Data entries:
■ ■ ■ ■ ■
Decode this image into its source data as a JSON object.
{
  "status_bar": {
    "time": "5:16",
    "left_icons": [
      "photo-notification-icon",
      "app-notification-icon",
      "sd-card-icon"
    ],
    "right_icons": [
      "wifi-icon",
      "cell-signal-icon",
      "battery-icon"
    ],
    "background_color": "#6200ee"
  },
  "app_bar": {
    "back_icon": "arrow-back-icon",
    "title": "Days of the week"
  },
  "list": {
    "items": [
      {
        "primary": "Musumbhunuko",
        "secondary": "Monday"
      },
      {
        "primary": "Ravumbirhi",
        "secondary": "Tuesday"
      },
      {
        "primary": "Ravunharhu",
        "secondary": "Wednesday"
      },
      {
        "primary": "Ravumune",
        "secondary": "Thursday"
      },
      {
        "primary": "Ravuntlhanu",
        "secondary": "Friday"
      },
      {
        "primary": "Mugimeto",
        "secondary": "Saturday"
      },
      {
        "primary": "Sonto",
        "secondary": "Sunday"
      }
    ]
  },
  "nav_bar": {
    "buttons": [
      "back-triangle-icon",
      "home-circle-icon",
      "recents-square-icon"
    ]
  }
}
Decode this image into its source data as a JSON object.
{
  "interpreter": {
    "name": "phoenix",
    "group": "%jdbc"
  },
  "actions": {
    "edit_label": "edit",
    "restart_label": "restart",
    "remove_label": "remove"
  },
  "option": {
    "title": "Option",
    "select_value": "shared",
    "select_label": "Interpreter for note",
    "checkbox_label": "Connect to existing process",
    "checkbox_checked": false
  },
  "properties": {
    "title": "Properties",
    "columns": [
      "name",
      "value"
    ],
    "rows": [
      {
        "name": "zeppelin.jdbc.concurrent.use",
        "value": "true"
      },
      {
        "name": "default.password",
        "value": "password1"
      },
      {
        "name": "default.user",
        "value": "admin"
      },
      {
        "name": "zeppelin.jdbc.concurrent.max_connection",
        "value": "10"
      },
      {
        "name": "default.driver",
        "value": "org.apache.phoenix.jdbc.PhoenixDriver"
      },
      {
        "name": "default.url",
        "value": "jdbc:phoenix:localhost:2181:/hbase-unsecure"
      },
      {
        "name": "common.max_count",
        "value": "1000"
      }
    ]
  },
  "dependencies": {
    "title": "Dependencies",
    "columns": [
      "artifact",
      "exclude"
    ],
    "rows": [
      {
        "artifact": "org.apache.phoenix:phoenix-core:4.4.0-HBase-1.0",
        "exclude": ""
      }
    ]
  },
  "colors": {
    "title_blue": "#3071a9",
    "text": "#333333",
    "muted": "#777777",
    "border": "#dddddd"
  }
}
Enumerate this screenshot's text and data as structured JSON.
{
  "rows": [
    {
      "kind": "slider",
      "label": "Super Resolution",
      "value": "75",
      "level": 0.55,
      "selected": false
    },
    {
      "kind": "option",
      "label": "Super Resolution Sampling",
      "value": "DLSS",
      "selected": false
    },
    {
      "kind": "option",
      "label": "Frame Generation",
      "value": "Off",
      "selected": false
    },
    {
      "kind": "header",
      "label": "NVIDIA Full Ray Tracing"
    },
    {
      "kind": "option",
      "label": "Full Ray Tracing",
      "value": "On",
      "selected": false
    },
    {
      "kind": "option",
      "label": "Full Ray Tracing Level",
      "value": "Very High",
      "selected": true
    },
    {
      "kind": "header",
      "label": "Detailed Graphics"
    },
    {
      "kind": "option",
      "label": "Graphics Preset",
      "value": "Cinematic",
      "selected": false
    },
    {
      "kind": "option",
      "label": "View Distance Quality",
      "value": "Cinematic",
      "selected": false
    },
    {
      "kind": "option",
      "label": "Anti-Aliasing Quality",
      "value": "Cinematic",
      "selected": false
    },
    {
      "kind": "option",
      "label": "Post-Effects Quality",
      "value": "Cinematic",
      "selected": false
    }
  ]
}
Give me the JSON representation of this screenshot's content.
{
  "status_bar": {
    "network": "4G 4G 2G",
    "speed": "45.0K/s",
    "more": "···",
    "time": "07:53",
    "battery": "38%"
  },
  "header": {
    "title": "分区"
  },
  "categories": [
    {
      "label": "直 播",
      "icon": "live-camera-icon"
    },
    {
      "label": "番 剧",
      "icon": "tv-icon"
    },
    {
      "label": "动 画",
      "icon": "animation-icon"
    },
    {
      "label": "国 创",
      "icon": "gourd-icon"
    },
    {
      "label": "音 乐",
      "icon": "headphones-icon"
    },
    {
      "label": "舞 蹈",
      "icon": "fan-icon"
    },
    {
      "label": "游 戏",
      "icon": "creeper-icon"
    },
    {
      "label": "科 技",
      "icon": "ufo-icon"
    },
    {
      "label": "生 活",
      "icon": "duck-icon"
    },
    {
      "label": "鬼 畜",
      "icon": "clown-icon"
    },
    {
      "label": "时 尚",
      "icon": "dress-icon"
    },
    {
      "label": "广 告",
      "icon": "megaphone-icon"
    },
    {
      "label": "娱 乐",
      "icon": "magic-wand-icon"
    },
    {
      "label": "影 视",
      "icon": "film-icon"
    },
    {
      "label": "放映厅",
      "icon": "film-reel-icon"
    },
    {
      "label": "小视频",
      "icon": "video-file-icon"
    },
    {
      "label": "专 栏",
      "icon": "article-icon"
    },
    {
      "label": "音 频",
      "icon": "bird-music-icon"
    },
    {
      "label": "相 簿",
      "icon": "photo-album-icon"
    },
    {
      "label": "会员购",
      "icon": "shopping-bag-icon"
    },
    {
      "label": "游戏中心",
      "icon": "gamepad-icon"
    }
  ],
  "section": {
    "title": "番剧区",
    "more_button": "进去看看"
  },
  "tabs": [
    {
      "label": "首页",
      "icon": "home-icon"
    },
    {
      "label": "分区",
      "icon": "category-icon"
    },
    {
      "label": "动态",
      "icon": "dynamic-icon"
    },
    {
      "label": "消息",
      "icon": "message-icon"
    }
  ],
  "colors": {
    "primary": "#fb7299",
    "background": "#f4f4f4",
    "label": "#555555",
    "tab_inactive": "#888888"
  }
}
■ ■ ■ ■ ■
Stated goal: Which lines hold the word "Super"? Copy all of them.

Response to the task:
      "label": "Super Resolution",
      "label": "Super Resolution Sampling",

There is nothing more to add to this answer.